EXERCISE PROMPT: Reproduce every line of the material below, but drop the pictures.

[Extracted data entries]
== == ==

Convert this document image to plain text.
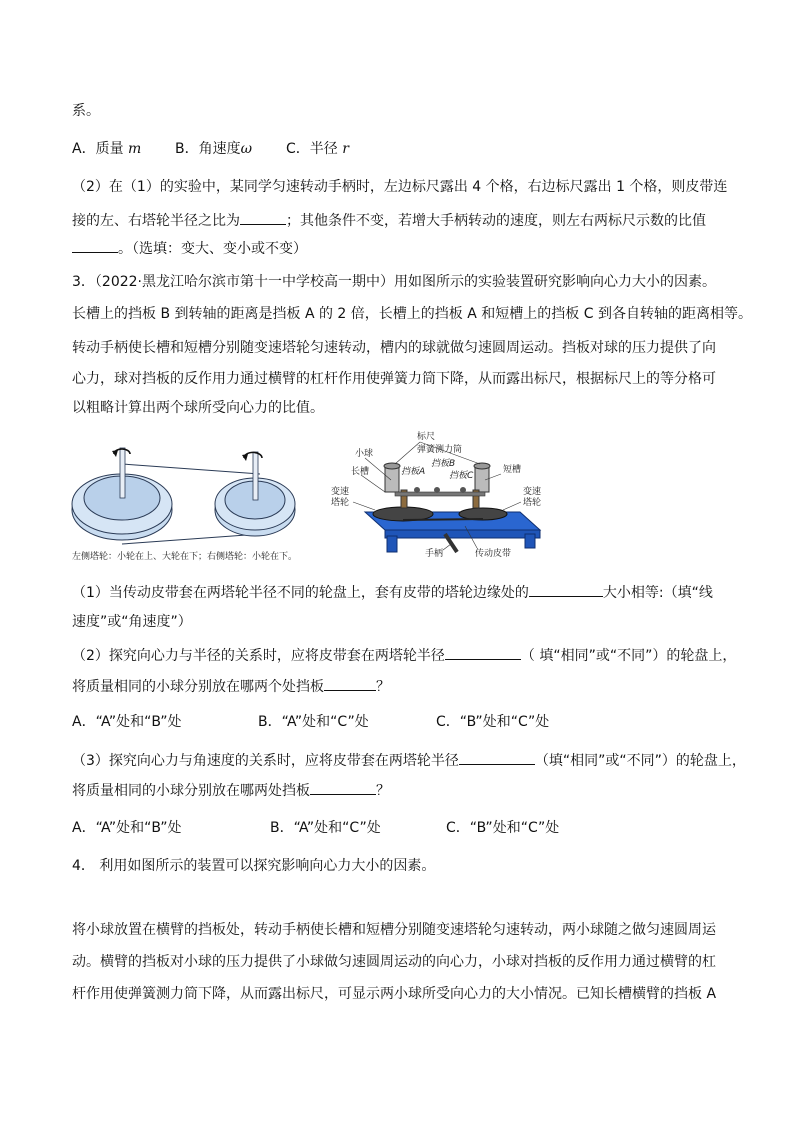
系。
A．质量 m B．角速度ω C．半径 r
（2）在（1）的实验中，某同学匀速转动手柄时，左边标尺露出 4 个格，右边标尺露出 1 个格，则皮带连
接的左、右塔轮半径之比为	；其他条件不变，若增大手柄转动的速度，则左右两标尺示数的比值
。（选填：变大、变小或不变）
3．（2022·黑龙江哈尔滨市第十一中学校高一期中）用如图所示的实验装置研究影响向心力大小的因素。
长槽上的挡板 B 到转轴的距离是挡板 A 的 2 倍，长槽上的挡板 A 和短槽上的挡板 C 到各自转轴的距离相等。
转动手柄使长槽和短槽分别随变速塔轮匀速转动，槽内的球就做匀速圆周运动。挡板对球的压力提供了向
心力，球对挡板的反作用力通过横臂的杠杆作用使弹簧力筒下降，从而露出标尺，根据标尺上的等分格可
以粗略计算出两个球所受向心力的比值。
左侧塔轮：小轮在上、大轮在下；右侧塔轮：小轮在下。
标尺
小球	弹簧测力筒
长槽	挡板A
挡板B
挡板C
短槽
变速
塔轮
变速
塔轮
手柄	传动皮带
（1）当传动皮带套在两塔轮半径不同的轮盘上，套有皮带的塔轮边缘处的	大小相等:（填“线
速度”或“角速度”）
（2）探究向心力与半径的关系时，应将皮带套在两塔轮半径	（ 填“相同”或“不同”）的轮盘上，
将质量相同的小球分别放在哪两个处挡板	？
A．“A”处和“B”处	B．“A”处和“C”处	C．“B”处和“C”处
（3）探究向心力与角速度的关系时，应将皮带套在两塔轮半径	（填“相同”或“不同”）的轮盘上，
将质量相同的小球分别放在哪两处挡板	？
A．“A”处和“B”处	B．“A”处和“C”处	C．“B”处和“C”处
4． 利用如图所示的装置可以探究影响向心力大小的因素。
将小球放置在横臂的挡板处，转动手柄使长槽和短槽分别随变速塔轮匀速转动，两小球随之做匀速圆周运
动。横臂的挡板对小球的压力提供了小球做匀速圆周运动的向心力，小球对挡板的反作用力通过横臂的杠
杆作用使弹簧测力筒下降，从而露出标尺，可显示两小球所受向心力的大小情况。已知长槽横臂的挡板 A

== == ==

SOLVED EXERCISE:
Convert this document image to plain text.
系。
A．质量 m B．角速度ω C．半径 r
（2）在（1）的实验中，某同学匀速转动手柄时，左边标尺露出 4 个格，右边标尺露出 1 个格，则皮带连
接的左、右塔轮半径之比为	；其他条件不变，若增大手柄转动的速度，则左右两标尺示数的比值
。（选填：变大、变小或不变）
3．（2022·黑龙江哈尔滨市第十一中学校高一期中）用如图所示的实验装置研究影响向心力大小的因素。
长槽上的挡板 B 到转轴的距离是挡板 A 的 2 倍，长槽上的挡板 A 和短槽上的挡板 C 到各自转轴的距离相等。
转动手柄使长槽和短槽分别随变速塔轮匀速转动，槽内的球就做匀速圆周运动。挡板对球的压力提供了向
心力，球对挡板的反作用力通过横臂的杠杆作用使弹簧力筒下降，从而露出标尺，根据标尺上的等分格可
以粗略计算出两个球所受向心力的比值。
左侧塔轮：小轮在上、大轮在下；右侧塔轮：小轮在下。
标尺
小球	弹簧测力筒
长槽	挡板A
挡板B
挡板C
短槽
变速
塔轮
变速
塔轮
手柄	传动皮带
（1）当传动皮带套在两塔轮半径不同的轮盘上，套有皮带的塔轮边缘处的	大小相等:（填“线
速度”或“角速度”）
（2）探究向心力与半径的关系时，应将皮带套在两塔轮半径	（ 填“相同”或“不同”）的轮盘上，
将质量相同的小球分别放在哪两个处挡板	？
A．“A”处和“B”处	B．“A”处和“C”处	C．“B”处和“C”处
（3）探究向心力与角速度的关系时，应将皮带套在两塔轮半径	（填“相同”或“不同”）的轮盘上，
将质量相同的小球分别放在哪两处挡板	？
A．“A”处和“B”处	B．“A”处和“C”处	C．“B”处和“C”处
4． 利用如图所示的装置可以探究影响向心力大小的因素。
将小球放置在横臂的挡板处，转动手柄使长槽和短槽分别随变速塔轮匀速转动，两小球随之做匀速圆周运
动。横臂的挡板对小球的压力提供了小球做匀速圆周运动的向心力，小球对挡板的反作用力通过横臂的杠
杆作用使弹簧测力筒下降，从而露出标尺，可显示两小球所受向心力的大小情况。已知长槽横臂的挡板 A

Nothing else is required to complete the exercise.